SUPPLIED INFORMATION:

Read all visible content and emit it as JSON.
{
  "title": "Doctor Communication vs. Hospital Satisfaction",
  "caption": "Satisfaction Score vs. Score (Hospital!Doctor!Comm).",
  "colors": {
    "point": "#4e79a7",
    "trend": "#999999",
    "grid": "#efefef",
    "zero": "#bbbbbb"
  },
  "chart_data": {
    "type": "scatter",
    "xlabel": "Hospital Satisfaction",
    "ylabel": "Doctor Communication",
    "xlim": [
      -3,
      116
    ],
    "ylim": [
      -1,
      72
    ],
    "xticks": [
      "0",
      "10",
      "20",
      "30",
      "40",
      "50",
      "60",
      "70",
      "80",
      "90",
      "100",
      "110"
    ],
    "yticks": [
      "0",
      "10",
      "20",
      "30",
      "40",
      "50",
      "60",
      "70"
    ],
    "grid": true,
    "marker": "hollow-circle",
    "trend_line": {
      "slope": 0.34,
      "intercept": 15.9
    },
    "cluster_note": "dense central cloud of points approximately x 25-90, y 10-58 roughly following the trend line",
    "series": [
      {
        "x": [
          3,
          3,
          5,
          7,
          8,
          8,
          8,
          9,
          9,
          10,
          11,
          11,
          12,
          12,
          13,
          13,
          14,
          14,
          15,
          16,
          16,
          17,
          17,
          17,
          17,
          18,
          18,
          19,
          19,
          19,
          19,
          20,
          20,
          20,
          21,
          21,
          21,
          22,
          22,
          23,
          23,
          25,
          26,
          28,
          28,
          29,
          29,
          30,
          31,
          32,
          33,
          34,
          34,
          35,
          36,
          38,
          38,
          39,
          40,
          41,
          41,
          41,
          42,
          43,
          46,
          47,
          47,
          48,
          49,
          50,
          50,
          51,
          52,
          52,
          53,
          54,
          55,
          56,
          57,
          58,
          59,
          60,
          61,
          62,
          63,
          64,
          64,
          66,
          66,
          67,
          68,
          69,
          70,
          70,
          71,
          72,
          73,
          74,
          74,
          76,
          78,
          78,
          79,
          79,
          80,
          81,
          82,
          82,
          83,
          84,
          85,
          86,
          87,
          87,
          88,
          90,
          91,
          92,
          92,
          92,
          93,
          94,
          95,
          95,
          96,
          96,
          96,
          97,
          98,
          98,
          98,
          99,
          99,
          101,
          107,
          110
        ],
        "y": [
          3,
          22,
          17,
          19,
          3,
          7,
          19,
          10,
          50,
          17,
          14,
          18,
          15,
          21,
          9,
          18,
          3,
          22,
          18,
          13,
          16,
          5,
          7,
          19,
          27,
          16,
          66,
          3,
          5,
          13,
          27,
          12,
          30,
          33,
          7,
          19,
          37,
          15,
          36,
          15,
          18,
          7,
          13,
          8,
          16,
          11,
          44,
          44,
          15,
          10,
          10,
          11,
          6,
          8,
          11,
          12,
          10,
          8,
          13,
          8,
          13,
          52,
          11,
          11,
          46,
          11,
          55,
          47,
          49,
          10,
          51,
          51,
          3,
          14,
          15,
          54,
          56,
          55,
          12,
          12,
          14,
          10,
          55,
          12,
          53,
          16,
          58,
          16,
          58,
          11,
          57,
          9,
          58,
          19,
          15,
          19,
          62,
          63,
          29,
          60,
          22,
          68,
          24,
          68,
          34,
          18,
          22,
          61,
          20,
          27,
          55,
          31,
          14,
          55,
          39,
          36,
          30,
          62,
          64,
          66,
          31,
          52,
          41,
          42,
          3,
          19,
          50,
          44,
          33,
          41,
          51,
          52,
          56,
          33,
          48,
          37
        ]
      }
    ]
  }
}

DO THIS: Say, as a single number and nothing more, how many lines of the entries contain the word "Doctor".

FINAL ANSWER: 3